• Written problem: In the listing below, pick out lines with "Eröffnung".

• Dataset extract:
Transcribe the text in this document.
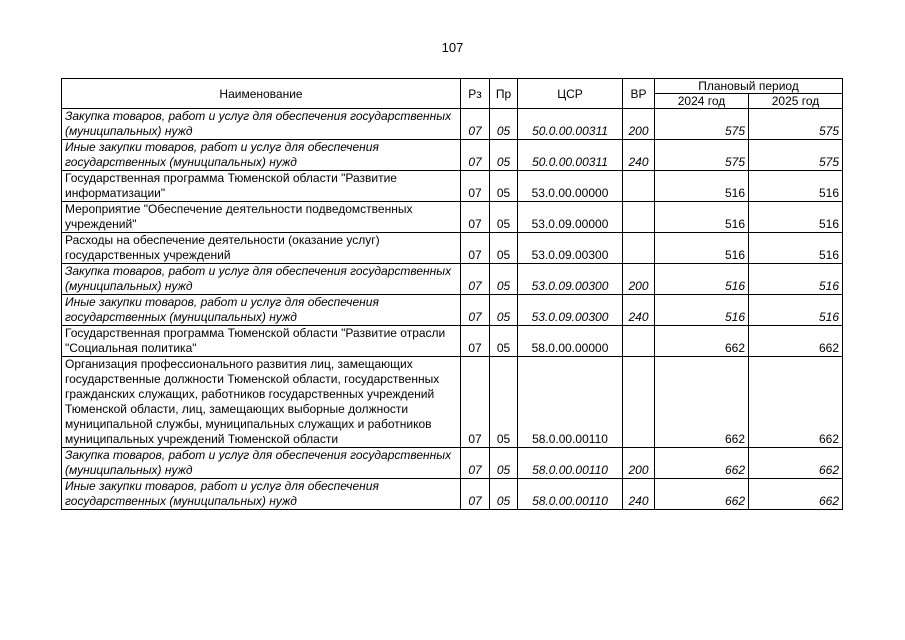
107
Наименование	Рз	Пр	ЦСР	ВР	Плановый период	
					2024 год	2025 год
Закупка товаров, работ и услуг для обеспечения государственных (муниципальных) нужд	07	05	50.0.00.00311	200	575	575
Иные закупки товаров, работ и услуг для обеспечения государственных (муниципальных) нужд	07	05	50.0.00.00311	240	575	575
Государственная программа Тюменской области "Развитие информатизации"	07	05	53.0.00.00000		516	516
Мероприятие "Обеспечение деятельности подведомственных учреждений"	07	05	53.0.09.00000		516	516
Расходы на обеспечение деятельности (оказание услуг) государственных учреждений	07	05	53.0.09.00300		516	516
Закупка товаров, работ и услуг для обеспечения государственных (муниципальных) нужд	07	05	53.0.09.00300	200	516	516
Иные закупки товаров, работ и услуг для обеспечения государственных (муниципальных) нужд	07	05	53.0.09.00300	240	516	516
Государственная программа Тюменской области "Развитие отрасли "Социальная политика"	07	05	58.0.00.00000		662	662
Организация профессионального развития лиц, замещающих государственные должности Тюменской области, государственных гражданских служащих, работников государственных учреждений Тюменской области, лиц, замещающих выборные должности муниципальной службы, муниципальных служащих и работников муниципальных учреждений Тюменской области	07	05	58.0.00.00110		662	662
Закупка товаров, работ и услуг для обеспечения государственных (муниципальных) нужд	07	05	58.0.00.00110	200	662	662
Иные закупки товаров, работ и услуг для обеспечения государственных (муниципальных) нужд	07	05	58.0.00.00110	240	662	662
--
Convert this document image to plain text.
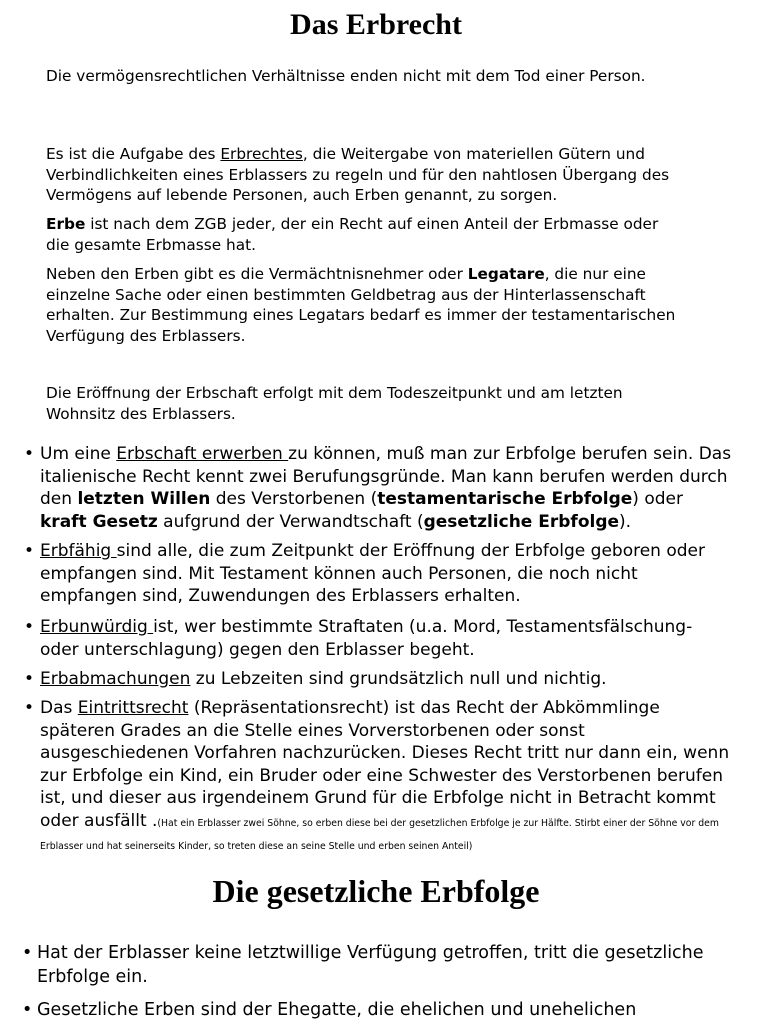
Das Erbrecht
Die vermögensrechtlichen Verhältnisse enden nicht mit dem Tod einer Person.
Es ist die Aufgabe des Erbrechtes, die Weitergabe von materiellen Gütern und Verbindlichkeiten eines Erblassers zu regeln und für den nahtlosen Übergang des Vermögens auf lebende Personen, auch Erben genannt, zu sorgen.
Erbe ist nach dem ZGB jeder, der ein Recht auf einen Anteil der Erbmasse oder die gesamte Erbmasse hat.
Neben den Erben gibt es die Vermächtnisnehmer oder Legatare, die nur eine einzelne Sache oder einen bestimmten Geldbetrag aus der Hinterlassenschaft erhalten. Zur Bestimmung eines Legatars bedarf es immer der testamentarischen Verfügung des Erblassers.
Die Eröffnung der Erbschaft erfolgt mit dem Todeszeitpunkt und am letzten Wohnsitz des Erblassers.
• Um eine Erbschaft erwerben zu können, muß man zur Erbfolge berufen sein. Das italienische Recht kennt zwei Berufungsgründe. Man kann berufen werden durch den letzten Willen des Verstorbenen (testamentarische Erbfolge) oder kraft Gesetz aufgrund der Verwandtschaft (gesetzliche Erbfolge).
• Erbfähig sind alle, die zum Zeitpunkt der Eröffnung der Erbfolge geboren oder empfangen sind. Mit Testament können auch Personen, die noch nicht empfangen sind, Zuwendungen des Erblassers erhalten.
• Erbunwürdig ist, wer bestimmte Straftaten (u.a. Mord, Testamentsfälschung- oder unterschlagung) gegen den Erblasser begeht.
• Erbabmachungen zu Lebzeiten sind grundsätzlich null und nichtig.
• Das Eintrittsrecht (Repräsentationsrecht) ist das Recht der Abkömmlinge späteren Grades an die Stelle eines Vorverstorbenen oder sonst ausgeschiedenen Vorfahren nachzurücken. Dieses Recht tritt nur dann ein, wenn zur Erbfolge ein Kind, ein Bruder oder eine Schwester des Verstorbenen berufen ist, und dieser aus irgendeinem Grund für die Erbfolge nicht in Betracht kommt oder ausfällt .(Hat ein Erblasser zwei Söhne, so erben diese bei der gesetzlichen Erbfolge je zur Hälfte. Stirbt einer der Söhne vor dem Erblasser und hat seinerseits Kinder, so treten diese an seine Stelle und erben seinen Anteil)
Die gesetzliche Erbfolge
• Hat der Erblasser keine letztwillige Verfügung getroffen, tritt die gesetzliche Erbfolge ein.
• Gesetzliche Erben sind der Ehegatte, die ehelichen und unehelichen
---
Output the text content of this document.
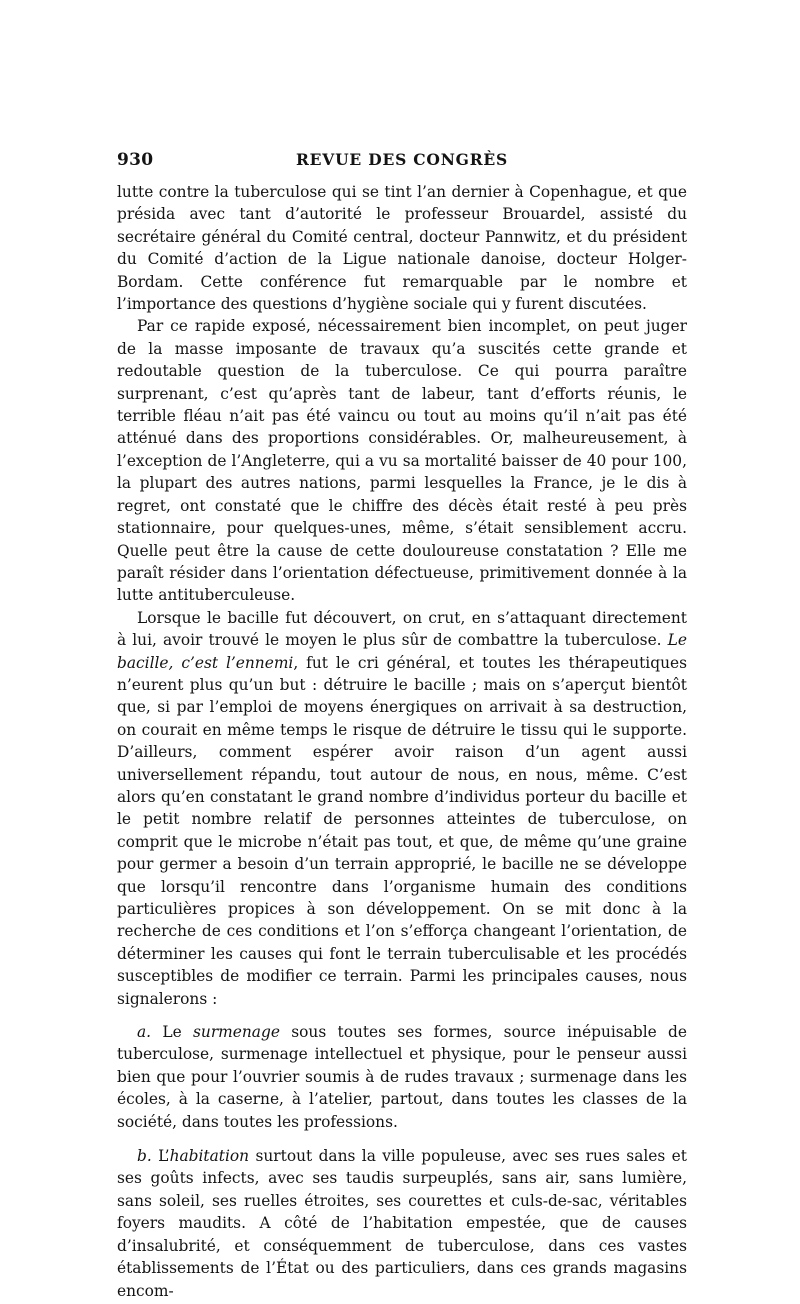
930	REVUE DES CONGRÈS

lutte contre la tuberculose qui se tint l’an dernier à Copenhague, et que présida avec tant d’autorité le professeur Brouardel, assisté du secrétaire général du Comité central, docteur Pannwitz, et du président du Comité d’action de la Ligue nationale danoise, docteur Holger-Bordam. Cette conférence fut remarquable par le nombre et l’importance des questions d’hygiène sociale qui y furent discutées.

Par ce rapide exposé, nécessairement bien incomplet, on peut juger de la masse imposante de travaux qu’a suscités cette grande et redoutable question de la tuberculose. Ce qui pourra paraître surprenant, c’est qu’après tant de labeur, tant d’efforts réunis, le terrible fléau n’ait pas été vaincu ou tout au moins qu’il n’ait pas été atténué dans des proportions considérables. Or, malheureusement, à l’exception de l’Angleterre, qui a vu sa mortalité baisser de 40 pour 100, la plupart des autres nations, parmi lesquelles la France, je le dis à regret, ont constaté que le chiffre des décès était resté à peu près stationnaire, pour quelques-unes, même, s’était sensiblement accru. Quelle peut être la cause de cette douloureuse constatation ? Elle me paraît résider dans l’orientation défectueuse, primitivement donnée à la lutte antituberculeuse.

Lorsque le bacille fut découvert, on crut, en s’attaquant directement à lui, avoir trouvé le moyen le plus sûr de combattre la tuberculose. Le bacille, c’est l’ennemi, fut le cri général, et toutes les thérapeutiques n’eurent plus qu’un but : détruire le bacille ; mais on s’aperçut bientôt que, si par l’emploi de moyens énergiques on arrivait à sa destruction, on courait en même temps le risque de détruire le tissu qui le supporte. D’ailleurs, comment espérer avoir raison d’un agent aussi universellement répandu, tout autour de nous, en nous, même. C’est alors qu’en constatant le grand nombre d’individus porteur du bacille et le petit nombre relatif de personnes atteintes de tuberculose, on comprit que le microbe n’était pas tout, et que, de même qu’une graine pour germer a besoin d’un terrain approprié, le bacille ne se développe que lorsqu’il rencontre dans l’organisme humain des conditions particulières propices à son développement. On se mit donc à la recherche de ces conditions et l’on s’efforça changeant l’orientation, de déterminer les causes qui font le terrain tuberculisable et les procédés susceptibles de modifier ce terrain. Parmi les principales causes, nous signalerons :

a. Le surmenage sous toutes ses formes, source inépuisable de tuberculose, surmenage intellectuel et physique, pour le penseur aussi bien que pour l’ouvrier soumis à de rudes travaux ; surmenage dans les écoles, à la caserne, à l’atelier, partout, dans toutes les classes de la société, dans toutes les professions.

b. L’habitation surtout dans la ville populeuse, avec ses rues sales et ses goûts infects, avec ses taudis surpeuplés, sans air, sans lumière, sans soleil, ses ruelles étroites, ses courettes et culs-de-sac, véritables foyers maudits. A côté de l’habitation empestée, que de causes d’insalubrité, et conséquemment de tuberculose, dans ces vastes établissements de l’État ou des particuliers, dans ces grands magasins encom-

• Solution to the exercise:
Die Eröffnung der Erbschaft erfolgt mit dem Todeszeitpunkt und am letzten Wohnsitz des Erblassers.
• Erbfähig sind alle, die zum Zeitpunkt der Eröffnung der Erbfolge geboren oder empfangen sind. Mit Testament können auch Personen, die noch nicht empfangen sind, Zuwendungen des Erblassers erhalten.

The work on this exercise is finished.